start Task inputs
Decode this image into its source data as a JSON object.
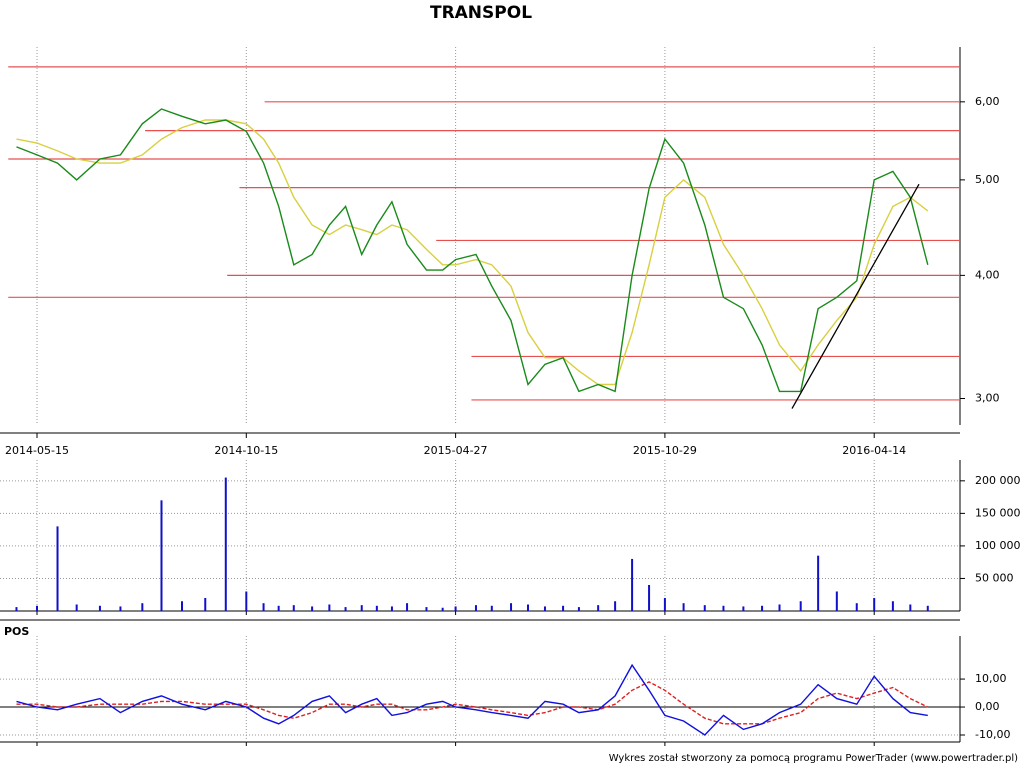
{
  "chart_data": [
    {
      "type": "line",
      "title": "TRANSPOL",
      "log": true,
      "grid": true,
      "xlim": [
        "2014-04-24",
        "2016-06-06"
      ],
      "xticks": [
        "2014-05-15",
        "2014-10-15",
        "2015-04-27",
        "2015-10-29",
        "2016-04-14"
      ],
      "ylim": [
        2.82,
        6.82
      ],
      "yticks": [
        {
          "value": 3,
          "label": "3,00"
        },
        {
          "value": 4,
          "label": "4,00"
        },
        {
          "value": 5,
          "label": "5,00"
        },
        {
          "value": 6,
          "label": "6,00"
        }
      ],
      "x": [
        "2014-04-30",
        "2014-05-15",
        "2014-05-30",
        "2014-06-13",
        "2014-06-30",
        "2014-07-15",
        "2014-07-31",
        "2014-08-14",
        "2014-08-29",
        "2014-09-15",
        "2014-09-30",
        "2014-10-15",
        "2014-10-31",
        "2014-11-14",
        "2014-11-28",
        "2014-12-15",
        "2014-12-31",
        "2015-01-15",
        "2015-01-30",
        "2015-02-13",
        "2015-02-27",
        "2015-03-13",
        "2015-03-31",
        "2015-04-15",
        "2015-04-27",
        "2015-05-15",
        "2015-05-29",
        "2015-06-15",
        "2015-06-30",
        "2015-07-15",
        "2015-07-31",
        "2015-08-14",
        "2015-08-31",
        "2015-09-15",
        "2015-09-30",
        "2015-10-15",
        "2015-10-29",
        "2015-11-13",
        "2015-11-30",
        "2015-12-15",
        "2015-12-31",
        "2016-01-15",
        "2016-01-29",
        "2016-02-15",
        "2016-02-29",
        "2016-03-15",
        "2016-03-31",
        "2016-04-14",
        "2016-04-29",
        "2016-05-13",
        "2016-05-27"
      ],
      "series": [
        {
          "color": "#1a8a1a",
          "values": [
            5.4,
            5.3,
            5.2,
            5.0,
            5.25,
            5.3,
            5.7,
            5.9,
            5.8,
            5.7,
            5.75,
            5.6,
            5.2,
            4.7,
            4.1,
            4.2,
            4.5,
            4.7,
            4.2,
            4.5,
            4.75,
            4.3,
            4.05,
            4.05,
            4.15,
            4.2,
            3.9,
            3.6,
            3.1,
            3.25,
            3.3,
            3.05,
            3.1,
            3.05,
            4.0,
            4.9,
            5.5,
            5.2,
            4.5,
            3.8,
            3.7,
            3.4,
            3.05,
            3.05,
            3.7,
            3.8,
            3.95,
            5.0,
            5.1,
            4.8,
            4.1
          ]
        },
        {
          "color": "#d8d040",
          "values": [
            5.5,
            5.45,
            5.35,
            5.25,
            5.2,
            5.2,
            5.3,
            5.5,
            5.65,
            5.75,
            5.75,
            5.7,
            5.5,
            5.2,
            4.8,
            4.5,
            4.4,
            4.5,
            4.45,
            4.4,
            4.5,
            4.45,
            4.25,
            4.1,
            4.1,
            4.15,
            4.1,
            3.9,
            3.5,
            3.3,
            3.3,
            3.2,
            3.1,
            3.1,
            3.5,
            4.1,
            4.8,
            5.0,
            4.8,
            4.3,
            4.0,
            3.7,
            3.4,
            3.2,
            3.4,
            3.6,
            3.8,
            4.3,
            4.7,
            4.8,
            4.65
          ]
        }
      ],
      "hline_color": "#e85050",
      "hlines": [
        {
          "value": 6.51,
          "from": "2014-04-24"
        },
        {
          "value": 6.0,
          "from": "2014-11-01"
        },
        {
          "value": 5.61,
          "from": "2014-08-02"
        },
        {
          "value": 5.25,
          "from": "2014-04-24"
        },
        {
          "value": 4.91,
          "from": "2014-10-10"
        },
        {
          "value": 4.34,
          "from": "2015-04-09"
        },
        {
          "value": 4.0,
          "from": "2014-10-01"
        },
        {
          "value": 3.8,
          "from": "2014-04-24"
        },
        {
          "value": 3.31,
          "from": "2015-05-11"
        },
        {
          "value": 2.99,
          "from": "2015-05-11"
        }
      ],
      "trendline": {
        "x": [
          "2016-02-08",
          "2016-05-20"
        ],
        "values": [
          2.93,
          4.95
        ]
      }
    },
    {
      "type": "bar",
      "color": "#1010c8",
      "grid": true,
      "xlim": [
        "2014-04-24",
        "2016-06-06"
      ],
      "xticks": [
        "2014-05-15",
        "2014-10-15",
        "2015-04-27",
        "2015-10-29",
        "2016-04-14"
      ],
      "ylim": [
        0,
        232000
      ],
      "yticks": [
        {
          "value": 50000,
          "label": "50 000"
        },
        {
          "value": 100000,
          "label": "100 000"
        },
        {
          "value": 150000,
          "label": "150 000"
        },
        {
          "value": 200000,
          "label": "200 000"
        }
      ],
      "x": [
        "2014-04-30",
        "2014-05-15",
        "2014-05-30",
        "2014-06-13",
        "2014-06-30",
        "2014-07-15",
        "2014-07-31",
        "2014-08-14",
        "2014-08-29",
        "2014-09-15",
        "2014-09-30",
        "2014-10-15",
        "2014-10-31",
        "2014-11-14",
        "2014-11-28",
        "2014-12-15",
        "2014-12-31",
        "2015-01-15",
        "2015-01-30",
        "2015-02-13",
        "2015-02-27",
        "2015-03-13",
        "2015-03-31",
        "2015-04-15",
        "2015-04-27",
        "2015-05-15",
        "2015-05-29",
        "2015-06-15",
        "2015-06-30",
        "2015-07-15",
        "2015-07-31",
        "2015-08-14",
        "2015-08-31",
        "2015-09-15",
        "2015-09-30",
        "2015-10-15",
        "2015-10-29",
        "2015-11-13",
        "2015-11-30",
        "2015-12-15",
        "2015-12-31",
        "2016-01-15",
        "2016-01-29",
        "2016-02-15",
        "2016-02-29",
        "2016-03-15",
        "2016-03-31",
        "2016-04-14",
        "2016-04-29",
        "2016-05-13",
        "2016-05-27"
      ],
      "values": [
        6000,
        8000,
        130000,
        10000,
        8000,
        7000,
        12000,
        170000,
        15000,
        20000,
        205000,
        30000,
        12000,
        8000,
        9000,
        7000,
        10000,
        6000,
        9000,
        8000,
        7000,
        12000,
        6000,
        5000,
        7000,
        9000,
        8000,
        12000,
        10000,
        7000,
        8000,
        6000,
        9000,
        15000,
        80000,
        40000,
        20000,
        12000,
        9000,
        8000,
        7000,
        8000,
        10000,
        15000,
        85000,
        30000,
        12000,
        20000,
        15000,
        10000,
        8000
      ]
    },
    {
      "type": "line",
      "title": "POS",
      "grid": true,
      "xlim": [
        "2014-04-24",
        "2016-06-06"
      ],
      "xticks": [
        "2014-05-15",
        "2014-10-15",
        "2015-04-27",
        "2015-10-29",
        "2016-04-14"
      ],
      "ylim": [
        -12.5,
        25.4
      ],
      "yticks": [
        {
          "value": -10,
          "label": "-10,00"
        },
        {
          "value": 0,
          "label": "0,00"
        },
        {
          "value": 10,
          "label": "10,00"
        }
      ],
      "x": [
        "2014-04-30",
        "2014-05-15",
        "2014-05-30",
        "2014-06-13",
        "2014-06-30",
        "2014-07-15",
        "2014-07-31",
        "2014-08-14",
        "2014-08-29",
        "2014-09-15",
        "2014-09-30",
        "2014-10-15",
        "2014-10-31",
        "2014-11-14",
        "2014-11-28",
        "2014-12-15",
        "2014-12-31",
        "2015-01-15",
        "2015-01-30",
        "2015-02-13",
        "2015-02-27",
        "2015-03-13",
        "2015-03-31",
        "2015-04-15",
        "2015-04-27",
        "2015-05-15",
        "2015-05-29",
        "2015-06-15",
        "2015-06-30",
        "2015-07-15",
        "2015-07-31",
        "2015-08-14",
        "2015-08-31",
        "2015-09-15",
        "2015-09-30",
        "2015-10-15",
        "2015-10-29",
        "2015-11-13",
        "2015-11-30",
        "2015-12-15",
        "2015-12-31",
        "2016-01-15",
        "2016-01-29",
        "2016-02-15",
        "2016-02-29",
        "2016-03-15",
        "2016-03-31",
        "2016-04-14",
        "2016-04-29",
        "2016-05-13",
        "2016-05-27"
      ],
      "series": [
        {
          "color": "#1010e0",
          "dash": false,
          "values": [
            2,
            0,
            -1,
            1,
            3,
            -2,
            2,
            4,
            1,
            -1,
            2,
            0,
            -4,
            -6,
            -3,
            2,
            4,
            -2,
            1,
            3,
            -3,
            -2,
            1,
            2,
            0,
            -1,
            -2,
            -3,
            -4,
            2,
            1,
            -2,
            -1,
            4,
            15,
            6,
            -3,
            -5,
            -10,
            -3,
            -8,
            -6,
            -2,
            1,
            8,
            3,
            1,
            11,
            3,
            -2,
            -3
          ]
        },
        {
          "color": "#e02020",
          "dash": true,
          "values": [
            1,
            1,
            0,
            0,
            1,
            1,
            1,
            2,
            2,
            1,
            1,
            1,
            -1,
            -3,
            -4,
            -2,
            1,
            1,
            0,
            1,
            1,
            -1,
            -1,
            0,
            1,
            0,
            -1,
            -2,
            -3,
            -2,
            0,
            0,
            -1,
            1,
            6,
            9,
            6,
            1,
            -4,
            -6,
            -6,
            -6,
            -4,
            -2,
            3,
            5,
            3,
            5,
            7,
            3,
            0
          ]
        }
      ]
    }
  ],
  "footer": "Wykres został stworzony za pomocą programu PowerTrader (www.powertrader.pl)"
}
end Task inputs
#### [Goal]
Search the data above for the string "label" and return every line that has it.

#### [Exercise response]
          "label": "3,00"
          "label": "4,00"
          "label": "5,00"
          "label": "6,00"
          "label": "50 000"
          "label": "100 000"
          "label": "150 000"
          "label": "200 000"
          "label": "-10,00"
          "label": "0,00"
          "label": "10,00"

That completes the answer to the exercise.